# Start of Supplied entries

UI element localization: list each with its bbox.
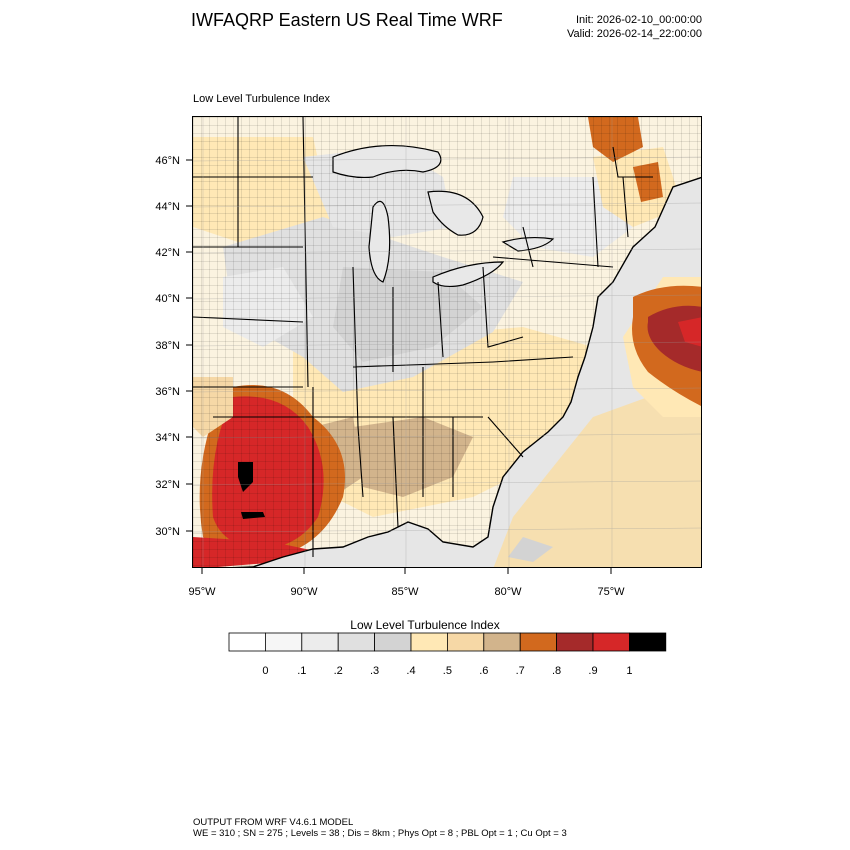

# End of Supplied entries
# Start of Supplied entries

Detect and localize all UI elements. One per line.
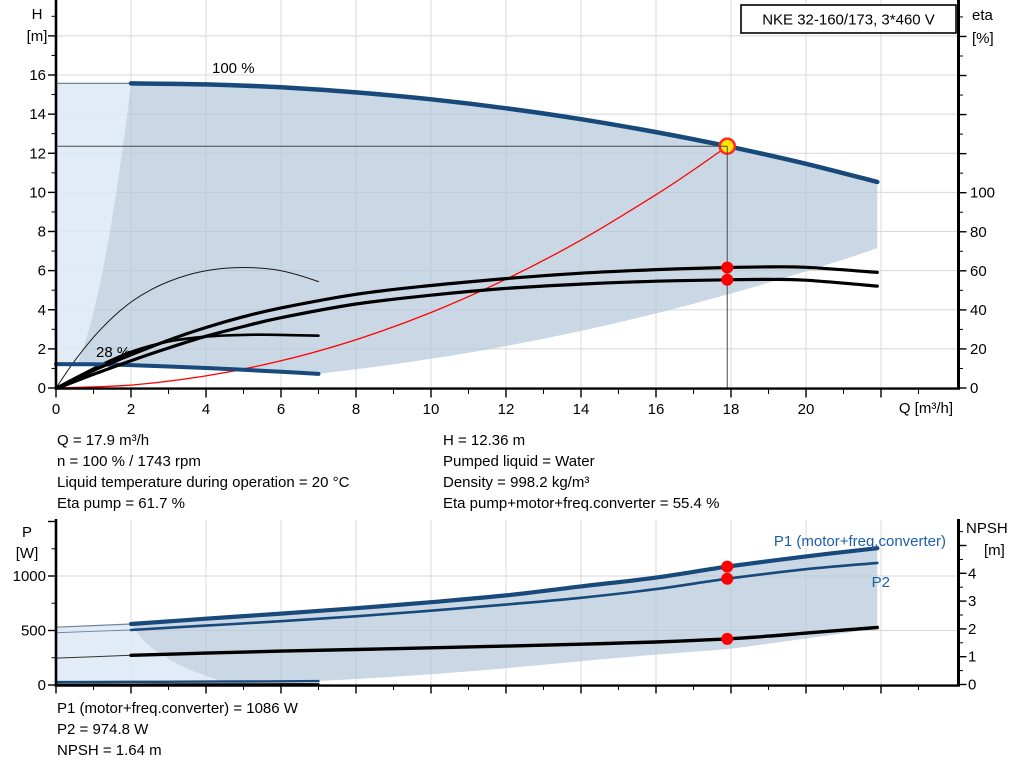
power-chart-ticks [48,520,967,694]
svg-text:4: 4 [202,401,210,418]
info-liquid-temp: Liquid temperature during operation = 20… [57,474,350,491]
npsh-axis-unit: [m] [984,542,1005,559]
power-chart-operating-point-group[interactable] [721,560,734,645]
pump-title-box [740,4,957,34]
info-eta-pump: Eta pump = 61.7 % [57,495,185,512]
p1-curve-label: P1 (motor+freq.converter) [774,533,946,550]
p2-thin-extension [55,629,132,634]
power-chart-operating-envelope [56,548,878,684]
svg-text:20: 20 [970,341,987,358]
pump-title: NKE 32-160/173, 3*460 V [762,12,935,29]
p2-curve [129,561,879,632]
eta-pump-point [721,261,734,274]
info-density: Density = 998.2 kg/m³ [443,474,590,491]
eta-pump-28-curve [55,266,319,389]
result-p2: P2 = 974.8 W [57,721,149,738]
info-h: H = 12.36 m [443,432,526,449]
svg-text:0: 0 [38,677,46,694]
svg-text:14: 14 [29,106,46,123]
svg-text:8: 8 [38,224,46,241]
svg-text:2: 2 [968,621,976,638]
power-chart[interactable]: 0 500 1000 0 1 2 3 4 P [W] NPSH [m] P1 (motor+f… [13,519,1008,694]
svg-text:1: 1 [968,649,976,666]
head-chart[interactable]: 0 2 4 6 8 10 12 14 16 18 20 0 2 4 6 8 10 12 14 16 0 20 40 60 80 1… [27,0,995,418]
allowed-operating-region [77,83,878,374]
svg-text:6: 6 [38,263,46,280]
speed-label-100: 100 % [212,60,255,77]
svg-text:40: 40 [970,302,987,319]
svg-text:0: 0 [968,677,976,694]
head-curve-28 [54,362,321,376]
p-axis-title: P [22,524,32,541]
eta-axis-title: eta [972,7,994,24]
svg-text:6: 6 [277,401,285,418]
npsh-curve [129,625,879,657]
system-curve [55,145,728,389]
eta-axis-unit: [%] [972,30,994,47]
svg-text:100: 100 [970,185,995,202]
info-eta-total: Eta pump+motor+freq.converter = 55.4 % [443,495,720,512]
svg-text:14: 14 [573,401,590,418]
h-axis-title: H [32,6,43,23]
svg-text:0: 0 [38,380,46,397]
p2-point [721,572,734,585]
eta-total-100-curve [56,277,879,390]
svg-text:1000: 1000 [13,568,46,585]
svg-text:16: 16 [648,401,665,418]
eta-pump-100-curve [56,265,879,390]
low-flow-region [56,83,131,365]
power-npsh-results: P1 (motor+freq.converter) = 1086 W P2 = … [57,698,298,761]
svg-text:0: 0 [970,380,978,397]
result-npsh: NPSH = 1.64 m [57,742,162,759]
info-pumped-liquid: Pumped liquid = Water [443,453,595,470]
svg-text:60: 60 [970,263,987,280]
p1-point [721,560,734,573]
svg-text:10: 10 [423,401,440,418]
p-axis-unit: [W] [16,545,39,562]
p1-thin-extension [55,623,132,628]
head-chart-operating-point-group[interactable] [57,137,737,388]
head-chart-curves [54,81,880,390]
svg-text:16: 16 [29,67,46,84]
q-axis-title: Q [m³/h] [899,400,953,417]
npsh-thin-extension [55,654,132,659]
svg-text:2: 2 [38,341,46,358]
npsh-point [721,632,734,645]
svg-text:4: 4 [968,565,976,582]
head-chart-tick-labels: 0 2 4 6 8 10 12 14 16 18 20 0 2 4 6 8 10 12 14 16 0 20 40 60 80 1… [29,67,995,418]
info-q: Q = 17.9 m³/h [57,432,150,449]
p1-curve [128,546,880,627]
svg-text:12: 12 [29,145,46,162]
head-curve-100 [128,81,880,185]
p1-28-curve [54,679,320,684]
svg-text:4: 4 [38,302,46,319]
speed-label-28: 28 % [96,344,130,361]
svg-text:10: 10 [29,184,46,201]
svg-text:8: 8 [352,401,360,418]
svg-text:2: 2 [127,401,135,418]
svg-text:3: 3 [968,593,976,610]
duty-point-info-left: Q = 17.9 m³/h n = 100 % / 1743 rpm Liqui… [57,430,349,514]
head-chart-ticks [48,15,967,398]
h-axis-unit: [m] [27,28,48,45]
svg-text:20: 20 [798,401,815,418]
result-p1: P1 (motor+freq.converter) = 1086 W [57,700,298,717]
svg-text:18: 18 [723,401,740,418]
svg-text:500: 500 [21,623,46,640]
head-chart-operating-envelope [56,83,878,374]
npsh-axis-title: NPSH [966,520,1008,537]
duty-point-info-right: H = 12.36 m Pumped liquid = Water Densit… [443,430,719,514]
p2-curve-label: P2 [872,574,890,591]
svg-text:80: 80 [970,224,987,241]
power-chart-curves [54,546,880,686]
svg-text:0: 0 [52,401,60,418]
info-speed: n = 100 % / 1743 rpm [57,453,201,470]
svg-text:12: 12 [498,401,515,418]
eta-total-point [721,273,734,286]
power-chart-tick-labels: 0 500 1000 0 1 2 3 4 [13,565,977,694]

# End of Supplied entries

Your goal » Rewrite the lines from the line with "Detect and localize" up to and including the line with "p2-curve [129,561,879,632]", putting "Fluid temperature" in place of "Liquid temperature" and leaving everything else the same. Omit the pictures.

Solution below »
Detect and localize all UI elements. One per line.
power-chart-ticks [48,520,967,694]
svg-text:4: 4 [202,401,210,418]
info-liquid-temp: Fluid temperature during operation = 20… [57,474,350,491]
npsh-axis-unit: [m] [984,542,1005,559]
power-chart-operating-point-group[interactable] [721,560,734,645]
pump-title-box [740,4,957,34]
info-eta-pump: Eta pump = 61.7 % [57,495,185,512]
p1-curve-label: P1 (motor+freq.converter) [774,533,946,550]
p2-thin-extension [55,629,132,634]
power-chart-operating-envelope [56,548,878,684]
svg-text:20: 20 [970,341,987,358]
pump-title: NKE 32-160/173, 3*460 V [762,12,935,29]
p2-curve [129,561,879,632]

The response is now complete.